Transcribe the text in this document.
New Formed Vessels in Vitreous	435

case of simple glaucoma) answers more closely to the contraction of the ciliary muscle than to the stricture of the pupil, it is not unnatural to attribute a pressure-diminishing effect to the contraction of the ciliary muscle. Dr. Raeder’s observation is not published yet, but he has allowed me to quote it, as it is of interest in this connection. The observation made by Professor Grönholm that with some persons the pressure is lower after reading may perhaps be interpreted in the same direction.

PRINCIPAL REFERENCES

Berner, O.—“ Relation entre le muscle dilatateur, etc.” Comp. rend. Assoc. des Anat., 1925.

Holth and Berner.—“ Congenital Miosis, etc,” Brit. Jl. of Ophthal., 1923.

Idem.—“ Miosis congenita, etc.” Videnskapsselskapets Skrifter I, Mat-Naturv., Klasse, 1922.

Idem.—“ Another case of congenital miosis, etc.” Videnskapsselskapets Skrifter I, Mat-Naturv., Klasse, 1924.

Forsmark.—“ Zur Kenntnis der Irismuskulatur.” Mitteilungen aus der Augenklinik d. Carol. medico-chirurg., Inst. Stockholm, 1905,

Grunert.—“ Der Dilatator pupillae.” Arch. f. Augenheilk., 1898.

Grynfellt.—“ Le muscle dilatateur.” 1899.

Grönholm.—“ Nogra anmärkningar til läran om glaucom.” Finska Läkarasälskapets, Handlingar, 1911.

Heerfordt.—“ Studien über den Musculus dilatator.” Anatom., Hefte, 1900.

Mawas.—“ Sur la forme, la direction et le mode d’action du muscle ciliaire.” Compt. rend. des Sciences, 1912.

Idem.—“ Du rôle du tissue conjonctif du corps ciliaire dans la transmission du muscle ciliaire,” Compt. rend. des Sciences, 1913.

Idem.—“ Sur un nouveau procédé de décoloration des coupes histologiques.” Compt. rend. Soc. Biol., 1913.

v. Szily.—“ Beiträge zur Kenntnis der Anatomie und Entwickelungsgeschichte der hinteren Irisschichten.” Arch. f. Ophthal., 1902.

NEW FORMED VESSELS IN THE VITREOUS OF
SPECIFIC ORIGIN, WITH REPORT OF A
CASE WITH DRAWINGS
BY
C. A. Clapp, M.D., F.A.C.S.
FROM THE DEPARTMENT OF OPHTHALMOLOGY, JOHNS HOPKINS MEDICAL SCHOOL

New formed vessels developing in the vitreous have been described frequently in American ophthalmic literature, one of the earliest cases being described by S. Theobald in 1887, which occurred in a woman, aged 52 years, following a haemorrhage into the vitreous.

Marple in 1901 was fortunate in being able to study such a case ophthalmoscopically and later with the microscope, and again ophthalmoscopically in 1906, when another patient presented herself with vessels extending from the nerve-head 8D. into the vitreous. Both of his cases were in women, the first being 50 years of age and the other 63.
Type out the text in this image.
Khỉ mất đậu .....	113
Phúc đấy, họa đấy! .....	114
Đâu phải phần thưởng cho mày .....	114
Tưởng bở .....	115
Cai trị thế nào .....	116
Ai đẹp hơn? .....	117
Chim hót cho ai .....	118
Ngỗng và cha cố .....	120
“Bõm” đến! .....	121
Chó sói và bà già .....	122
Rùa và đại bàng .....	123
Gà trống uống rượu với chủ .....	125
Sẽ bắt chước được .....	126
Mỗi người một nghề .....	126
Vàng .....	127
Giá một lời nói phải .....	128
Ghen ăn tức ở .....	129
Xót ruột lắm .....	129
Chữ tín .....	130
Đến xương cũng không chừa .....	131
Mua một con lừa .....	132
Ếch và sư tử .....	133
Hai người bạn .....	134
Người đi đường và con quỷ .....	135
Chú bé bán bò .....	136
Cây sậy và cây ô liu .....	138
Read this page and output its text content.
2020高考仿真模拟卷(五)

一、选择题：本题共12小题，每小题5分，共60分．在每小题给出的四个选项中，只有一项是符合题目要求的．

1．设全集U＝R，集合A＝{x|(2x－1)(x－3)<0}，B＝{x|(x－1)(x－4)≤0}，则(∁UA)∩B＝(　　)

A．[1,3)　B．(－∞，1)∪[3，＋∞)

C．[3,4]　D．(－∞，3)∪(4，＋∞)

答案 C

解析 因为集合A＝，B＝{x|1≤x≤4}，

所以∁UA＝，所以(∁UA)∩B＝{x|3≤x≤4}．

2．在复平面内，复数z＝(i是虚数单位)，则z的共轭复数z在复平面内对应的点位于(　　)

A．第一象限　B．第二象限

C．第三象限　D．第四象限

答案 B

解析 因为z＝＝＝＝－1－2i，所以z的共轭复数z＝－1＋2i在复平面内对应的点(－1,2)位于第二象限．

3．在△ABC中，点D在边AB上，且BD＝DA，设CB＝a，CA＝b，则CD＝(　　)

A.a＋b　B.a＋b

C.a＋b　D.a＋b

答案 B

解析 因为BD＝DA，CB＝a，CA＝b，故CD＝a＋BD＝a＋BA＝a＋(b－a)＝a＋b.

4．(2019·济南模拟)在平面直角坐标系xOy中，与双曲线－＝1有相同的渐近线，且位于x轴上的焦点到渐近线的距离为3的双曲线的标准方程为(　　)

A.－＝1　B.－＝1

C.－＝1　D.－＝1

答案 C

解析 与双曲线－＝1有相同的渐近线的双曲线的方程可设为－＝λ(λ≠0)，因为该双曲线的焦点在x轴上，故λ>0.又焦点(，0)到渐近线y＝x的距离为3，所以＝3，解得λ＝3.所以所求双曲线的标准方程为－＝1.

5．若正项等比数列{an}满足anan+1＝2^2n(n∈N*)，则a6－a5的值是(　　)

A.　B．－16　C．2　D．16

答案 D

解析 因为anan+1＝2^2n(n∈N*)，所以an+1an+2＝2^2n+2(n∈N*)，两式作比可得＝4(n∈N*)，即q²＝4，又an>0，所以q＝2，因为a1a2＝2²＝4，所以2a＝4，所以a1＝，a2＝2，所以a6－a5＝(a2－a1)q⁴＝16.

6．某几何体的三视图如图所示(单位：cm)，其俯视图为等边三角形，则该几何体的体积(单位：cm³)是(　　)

-=-=-=-=-

● **What is required**:
Look for the word "phải" in every line of the listing and copy the lines that have it.

● **Response**:
Đâu phải phần thưởng cho mày .....	114
Giá một lời nói phải .....	128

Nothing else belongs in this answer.